■ GIVEN PASSAGE:

Half Of UK Charities Fear Financial Collapse, Polling Shows
5 min read
Over half of all charities in a recent poll have said they fear financial collapse amid unprecedented demand and a huge drop in donations in response to the cost-of-living crisis.
One industry figure told PoliticsHome that “there's never been a time when fundraising in general has been so difficult” as data suggests charities are increasingly reliant on reserves to survive.
Polling between September and January of 1,300 charities by The Charities Aid Foundation (CAF) has found that just 31% had high levels of confidence in their current funding, with half saying they had to use reserves to cover their day-to-day running costs.
Just over half – 53% – reported being worried about their financial survival, a sharp rise on the 35% recorded in April 2022. The issue also badly hit charities based in the North of England, which were disproportionately more likely to have seen record rises in demand and become reliant on reserves to survive.
Another group – easyfundraising – shared with PoliticsHome that polling of 1500 of its members late last year had found 60% reporting rising significantly less from donations, with 75% saying they expected the issue to worsen across this year.
“Even as the economic outlook might look brighter than feared, charities are saying loud and clear that they are still facing the squeeze,” said CAF chief executive Neil Heslop. “The dramatic cut in government support for energy bills from April will put many charities in an even more precarious position, particularly those who are helping the most vulnerable. But they are not businesses and have no way to pass their costs on.” He went on to call on the Chancellor to give tailored support to charities in the Budget next week.
The problem seems to have been exacerbated by an increase in the depth of need. The CAF survey found 57% of charities also recorded an increase in demand for their services since last year.

■ DATA SHOWN:
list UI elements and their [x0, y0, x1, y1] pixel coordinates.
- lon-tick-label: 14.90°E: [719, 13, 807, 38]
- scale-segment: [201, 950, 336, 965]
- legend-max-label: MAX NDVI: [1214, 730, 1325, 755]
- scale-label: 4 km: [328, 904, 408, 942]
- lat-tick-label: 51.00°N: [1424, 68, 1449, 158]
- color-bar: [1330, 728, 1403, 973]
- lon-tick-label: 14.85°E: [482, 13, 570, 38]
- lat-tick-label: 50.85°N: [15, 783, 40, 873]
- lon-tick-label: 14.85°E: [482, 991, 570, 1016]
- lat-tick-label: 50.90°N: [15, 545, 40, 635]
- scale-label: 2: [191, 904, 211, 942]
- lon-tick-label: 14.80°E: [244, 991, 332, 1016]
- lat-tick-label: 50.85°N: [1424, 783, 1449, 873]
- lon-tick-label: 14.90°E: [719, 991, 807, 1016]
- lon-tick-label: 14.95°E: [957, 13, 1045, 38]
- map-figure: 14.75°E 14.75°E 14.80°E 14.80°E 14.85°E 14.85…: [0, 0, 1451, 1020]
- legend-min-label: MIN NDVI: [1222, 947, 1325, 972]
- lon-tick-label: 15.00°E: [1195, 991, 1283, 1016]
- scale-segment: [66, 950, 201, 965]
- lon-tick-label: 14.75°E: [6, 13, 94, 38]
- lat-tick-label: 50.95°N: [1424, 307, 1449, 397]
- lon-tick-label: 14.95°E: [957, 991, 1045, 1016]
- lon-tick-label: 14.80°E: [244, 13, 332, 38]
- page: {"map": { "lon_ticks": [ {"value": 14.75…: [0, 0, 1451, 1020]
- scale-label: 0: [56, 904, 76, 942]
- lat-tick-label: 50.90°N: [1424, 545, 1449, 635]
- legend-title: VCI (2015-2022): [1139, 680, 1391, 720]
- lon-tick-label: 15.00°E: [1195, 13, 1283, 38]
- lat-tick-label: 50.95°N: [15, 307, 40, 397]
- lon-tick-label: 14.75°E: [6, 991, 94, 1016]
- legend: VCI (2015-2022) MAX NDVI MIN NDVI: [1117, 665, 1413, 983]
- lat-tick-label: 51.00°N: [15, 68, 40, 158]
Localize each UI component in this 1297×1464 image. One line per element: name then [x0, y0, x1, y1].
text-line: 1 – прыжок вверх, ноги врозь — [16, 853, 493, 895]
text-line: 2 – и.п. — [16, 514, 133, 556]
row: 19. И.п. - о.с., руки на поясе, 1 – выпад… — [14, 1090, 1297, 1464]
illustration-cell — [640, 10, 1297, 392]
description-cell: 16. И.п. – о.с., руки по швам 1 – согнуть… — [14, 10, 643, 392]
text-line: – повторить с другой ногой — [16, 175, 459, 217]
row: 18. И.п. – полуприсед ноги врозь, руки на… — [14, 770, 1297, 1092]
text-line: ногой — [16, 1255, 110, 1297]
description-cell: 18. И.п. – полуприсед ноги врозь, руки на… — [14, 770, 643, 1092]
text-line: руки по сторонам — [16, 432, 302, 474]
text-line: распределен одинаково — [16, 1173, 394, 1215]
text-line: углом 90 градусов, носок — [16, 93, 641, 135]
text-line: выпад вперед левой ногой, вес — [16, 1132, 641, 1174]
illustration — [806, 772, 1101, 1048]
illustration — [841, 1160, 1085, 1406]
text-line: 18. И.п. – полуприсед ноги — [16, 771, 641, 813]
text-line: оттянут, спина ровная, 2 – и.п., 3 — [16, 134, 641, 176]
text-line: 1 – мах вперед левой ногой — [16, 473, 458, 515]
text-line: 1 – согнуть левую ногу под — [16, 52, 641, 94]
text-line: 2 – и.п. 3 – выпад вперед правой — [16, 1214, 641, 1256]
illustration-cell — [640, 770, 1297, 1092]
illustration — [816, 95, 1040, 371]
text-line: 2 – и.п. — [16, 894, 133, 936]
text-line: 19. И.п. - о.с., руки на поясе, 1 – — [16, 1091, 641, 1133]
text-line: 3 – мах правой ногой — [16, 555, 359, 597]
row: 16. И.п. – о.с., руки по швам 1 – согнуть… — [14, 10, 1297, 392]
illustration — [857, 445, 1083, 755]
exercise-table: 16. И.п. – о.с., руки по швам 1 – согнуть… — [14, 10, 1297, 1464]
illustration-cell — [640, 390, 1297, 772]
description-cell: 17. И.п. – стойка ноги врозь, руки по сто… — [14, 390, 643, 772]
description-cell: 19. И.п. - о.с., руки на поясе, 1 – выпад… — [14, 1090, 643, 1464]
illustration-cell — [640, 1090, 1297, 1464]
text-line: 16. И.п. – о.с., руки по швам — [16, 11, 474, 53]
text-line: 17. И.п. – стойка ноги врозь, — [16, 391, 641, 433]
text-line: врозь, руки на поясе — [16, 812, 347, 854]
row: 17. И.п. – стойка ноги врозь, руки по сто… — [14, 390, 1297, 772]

■ PROBLEM DESCRIPTION: According to the article on UK charities' finances, what share of charities in the CAF poll said they were worried about their financial survival?

■ ANSWER TO THE EXERCISE: 53%, up from 35% in April 2022.